Exercise: Copy all the data exactly, except the pictures.

Stored records:
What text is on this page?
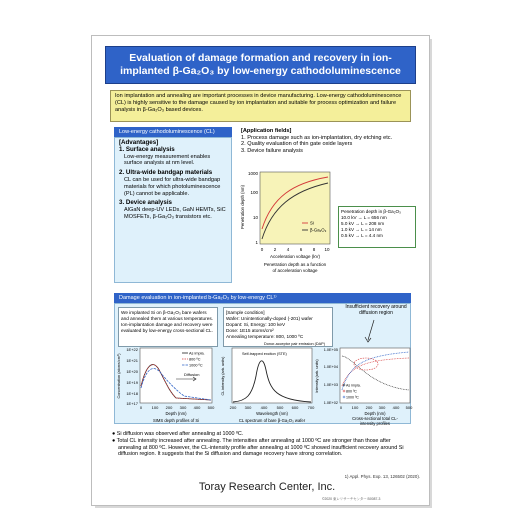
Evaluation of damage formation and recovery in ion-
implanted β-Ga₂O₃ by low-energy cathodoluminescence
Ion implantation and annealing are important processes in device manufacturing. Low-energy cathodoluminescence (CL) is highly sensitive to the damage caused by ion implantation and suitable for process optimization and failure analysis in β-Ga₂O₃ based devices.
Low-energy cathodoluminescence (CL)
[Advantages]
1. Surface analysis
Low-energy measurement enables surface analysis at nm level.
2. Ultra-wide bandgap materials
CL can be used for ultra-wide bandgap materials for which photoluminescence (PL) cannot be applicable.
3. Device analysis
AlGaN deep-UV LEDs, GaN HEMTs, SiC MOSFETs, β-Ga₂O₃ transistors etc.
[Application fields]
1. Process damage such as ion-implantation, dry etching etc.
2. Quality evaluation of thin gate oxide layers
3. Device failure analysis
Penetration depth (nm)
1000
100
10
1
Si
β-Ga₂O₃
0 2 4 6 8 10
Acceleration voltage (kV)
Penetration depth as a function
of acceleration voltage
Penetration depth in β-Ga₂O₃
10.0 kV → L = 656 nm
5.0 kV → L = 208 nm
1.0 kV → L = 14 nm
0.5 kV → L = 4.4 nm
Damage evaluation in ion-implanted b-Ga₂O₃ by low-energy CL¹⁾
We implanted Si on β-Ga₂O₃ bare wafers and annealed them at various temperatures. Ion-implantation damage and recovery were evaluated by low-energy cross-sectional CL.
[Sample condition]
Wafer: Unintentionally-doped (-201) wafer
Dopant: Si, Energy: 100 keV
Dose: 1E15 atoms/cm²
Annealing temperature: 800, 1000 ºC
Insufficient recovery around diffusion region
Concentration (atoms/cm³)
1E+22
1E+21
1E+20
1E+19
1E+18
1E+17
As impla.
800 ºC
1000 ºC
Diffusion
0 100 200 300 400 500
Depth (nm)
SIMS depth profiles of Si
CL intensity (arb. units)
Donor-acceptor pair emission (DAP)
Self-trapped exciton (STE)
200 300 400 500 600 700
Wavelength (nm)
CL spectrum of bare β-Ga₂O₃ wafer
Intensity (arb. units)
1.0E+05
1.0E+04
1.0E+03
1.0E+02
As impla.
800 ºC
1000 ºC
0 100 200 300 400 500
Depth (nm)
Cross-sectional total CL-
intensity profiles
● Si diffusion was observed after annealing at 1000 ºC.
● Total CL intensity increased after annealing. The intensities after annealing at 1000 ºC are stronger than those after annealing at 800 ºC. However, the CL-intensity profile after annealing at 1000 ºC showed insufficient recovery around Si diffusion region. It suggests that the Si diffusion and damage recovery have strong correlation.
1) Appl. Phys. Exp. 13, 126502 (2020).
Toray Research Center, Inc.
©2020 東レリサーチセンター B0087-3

Correct result:
What text is on this page?
Evaluation of damage formation and recovery in ion-
implanted β-Ga₂O₃ by low-energy cathodoluminescence
Ion implantation and annealing are important processes in device manufacturing. Low-energy cathodoluminescence (CL) is highly sensitive to the damage caused by ion implantation and suitable for process optimization and failure analysis in β-Ga₂O₃ based devices.
Low-energy cathodoluminescence (CL)
[Advantages]
1. Surface analysis
Low-energy measurement enables surface analysis at nm level.
2. Ultra-wide bandgap materials
CL can be used for ultra-wide bandgap materials for which photoluminescence (PL) cannot be applicable.
3. Device analysis
AlGaN deep-UV LEDs, GaN HEMTs, SiC MOSFETs, β-Ga₂O₃ transistors etc.
[Application fields]
1. Process damage such as ion-implantation, dry etching etc.
2. Quality evaluation of thin gate oxide layers
3. Device failure analysis
Penetration depth (nm)
1000
100
10
1
Si
β-Ga₂O₃
0 2 4 6 8 10
Acceleration voltage (kV)
Penetration depth as a function
of acceleration voltage
Penetration depth in β-Ga₂O₃
10.0 kV → L = 656 nm
5.0 kV → L = 208 nm
1.0 kV → L = 14 nm
0.5 kV → L = 4.4 nm
Damage evaluation in ion-implanted b-Ga₂O₃ by low-energy CL¹⁾
We implanted Si on β-Ga₂O₃ bare wafers and annealed them at various temperatures. Ion-implantation damage and recovery were evaluated by low-energy cross-sectional CL.
[Sample condition]
Wafer: Unintentionally-doped (-201) wafer
Dopant: Si, Energy: 100 keV
Dose: 1E15 atoms/cm²
Annealing temperature: 800, 1000 ºC
Insufficient recovery around diffusion region
Concentration (atoms/cm³)
1E+22
1E+21
1E+20
1E+19
1E+18
1E+17
As impla.
800 ºC
1000 ºC
Diffusion
0 100 200 300 400 500
Depth (nm)
SIMS depth profiles of Si
CL intensity (arb. units)
Donor-acceptor pair emission (DAP)
Self-trapped exciton (STE)
200 300 400 500 600 700
Wavelength (nm)
CL spectrum of bare β-Ga₂O₃ wafer
Intensity (arb. units)
1.0E+05
1.0E+04
1.0E+03
1.0E+02
As impla.
800 ºC
1000 ºC
0 100 200 300 400 500
Depth (nm)
Cross-sectional total CL-
intensity profiles
● Si diffusion was observed after annealing at 1000 ºC.
● Total CL intensity increased after annealing. The intensities after annealing at 1000 ºC are stronger than those after annealing at 800 ºC. However, the CL-intensity profile after annealing at 1000 ºC showed insufficient recovery around Si diffusion region. It suggests that the Si diffusion and damage recovery have strong correlation.
1) Appl. Phys. Exp. 13, 126502 (2020).
Toray Research Center, Inc.
©2020 東レリサーチセンター B0087-3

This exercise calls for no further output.